** WORK TO COMPLETE **
Read the lines that follow and tally those with the word "새벽기도회"; give the number and nothing else.

Recorded data
__________________________________________________

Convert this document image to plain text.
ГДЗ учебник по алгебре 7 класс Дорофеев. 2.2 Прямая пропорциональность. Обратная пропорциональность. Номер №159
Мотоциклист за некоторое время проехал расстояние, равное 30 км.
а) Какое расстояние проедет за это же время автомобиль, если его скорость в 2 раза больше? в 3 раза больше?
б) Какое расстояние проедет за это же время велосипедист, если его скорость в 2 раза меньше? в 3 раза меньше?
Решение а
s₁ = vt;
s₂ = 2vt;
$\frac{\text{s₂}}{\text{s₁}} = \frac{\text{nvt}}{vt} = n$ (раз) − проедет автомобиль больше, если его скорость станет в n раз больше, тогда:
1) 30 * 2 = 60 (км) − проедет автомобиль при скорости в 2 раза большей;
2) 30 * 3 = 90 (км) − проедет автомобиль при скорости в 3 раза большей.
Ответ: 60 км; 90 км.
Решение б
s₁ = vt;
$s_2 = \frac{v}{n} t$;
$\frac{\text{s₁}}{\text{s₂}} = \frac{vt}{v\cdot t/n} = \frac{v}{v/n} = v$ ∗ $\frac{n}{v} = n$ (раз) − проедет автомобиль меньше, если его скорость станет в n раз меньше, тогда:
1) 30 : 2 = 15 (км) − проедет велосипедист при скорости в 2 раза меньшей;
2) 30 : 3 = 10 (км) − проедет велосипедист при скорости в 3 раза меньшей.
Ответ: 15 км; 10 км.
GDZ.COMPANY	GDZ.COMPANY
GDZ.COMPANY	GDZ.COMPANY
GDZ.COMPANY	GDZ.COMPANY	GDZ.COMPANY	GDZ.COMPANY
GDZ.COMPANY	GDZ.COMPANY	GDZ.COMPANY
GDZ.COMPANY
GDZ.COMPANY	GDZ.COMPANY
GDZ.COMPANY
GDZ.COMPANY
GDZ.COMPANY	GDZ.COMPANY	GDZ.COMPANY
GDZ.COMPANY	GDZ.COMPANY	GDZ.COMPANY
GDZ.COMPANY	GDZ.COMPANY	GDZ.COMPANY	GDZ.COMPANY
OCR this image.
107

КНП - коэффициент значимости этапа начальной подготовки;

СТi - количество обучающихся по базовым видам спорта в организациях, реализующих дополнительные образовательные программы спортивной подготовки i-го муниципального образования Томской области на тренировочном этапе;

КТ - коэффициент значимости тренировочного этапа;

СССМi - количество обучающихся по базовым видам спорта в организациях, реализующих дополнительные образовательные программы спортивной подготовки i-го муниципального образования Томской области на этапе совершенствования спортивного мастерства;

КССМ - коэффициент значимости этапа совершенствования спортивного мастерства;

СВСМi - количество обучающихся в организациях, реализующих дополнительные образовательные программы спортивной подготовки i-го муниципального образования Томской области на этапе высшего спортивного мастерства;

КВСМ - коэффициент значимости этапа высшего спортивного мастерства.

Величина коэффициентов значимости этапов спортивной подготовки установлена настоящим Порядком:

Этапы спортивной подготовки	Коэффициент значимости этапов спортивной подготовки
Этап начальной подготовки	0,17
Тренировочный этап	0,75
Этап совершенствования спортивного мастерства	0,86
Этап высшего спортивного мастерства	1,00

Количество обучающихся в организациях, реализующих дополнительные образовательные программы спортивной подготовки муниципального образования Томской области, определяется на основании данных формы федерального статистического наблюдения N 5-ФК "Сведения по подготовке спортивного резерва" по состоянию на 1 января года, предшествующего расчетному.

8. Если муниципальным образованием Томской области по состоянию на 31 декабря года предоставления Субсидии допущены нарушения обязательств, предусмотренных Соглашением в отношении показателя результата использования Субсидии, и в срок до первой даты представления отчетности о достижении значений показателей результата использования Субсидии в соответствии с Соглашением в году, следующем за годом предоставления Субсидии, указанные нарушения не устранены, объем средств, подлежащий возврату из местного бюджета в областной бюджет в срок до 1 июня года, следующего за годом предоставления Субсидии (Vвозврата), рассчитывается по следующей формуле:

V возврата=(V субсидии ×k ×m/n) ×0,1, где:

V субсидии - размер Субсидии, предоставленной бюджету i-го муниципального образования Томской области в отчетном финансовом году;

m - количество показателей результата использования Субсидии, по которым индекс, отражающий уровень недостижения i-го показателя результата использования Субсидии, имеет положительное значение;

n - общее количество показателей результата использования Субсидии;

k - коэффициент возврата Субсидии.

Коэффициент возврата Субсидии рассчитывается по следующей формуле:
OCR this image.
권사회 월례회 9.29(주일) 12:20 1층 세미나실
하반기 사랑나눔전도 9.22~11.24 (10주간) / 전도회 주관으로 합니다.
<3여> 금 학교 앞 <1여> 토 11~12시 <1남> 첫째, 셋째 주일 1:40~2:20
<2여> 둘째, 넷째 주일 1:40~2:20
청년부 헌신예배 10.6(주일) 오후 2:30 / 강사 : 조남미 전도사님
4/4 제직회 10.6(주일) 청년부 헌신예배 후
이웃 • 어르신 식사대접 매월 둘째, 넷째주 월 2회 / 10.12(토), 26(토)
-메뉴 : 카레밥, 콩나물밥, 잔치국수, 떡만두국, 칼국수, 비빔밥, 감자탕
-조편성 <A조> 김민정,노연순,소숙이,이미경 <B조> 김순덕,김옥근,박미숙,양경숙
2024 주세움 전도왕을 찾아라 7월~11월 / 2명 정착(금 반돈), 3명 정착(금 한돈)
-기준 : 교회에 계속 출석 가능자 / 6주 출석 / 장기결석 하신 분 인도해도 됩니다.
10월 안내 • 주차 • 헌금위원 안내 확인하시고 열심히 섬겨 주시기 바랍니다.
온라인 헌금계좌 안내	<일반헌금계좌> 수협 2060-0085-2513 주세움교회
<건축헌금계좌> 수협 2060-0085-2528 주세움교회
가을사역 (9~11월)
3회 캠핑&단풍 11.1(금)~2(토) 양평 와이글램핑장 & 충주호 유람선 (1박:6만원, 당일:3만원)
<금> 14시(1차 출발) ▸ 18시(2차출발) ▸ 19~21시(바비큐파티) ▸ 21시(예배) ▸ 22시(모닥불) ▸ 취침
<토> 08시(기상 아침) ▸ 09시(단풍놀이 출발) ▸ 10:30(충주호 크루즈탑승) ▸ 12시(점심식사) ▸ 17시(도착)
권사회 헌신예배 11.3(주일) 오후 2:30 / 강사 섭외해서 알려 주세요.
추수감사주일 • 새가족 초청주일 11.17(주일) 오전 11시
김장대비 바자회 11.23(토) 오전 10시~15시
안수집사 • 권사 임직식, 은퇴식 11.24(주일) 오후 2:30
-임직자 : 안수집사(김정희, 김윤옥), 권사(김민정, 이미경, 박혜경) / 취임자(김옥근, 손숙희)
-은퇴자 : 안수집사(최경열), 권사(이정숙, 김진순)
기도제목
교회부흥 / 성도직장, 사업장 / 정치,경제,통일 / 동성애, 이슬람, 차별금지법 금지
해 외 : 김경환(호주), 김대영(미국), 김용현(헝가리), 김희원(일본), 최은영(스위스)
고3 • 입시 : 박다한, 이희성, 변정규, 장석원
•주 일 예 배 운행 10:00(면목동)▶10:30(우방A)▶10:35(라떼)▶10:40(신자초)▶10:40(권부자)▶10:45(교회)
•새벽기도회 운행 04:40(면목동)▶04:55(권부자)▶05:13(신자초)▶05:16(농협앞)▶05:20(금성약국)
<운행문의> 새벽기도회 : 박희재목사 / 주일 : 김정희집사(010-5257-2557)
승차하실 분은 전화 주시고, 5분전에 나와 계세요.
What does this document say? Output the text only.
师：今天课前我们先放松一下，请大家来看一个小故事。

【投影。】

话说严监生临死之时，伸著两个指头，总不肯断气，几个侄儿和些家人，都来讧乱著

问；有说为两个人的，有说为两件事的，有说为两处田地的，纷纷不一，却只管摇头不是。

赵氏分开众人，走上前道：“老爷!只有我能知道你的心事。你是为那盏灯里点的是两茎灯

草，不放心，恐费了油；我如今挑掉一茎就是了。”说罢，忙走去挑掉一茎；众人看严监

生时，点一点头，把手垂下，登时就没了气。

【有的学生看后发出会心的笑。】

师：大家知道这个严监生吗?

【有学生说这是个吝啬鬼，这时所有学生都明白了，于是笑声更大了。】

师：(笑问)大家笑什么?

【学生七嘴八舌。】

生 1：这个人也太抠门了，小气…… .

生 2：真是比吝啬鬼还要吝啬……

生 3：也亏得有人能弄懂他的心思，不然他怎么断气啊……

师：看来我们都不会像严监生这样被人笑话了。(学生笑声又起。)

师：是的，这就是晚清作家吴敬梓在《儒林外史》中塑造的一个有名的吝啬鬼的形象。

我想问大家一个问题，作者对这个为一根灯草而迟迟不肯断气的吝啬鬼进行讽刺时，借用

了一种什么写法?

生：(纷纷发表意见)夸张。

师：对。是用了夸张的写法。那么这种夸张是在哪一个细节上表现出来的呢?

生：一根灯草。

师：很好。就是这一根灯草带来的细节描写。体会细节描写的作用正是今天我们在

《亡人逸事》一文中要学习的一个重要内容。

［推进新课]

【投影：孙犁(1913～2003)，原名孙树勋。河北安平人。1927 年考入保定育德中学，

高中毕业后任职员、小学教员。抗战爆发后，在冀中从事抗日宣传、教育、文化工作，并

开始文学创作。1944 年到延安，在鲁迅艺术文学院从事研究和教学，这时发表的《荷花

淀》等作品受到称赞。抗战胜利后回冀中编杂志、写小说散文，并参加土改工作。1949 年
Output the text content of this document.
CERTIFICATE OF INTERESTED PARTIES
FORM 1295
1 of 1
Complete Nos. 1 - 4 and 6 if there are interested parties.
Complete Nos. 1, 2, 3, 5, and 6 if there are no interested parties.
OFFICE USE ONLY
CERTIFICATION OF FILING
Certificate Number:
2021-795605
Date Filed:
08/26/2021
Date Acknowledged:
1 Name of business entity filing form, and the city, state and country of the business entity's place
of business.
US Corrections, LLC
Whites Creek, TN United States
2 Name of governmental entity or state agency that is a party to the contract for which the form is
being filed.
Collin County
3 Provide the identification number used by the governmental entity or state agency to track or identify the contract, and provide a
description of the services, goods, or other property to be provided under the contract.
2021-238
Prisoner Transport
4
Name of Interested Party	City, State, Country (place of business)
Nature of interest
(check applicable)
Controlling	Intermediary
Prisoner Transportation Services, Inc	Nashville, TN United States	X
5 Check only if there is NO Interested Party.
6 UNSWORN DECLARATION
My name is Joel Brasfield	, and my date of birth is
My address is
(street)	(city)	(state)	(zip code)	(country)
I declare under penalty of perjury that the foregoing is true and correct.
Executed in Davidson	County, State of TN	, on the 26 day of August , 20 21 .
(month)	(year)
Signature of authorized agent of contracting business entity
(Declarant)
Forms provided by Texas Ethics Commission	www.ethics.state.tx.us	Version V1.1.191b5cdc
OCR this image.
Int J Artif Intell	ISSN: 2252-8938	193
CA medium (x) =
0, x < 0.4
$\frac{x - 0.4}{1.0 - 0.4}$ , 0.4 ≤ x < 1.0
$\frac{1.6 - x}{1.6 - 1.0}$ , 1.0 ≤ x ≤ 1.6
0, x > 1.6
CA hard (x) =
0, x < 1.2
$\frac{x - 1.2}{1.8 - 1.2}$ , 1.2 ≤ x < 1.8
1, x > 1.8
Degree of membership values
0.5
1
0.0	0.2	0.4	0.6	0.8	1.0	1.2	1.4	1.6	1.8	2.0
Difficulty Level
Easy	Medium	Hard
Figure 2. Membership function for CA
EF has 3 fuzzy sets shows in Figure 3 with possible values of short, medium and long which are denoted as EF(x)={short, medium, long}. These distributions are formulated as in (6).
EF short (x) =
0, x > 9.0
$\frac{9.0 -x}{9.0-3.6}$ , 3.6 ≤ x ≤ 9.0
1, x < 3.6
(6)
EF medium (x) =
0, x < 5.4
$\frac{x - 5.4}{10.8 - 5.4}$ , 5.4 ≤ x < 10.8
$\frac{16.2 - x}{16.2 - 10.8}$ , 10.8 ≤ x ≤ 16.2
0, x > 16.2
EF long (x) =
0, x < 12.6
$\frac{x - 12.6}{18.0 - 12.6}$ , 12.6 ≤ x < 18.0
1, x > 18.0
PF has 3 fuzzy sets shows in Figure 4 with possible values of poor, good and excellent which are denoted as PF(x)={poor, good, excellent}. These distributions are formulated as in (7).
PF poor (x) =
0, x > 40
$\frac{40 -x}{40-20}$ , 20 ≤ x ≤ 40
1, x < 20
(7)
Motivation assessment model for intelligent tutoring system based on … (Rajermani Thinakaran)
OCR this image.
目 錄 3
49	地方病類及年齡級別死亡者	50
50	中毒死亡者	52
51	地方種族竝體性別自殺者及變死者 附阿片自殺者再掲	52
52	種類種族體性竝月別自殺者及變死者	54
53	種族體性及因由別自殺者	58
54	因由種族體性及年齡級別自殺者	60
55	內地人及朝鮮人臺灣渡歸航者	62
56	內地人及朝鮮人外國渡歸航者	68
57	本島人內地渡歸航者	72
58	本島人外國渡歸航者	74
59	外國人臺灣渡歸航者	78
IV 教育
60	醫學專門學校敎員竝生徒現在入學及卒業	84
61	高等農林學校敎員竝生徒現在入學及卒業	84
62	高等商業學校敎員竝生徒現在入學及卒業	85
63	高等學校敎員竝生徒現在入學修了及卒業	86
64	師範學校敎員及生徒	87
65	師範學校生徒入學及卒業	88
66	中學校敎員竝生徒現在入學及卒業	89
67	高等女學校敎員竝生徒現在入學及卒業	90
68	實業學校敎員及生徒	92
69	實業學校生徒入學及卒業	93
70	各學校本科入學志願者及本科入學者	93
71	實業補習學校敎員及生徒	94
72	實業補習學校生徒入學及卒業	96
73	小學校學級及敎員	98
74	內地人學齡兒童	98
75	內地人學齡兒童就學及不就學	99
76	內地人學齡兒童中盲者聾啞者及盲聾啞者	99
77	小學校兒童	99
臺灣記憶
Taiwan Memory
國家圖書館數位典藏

__________________________________________________

** EXERCISE RESULT **
2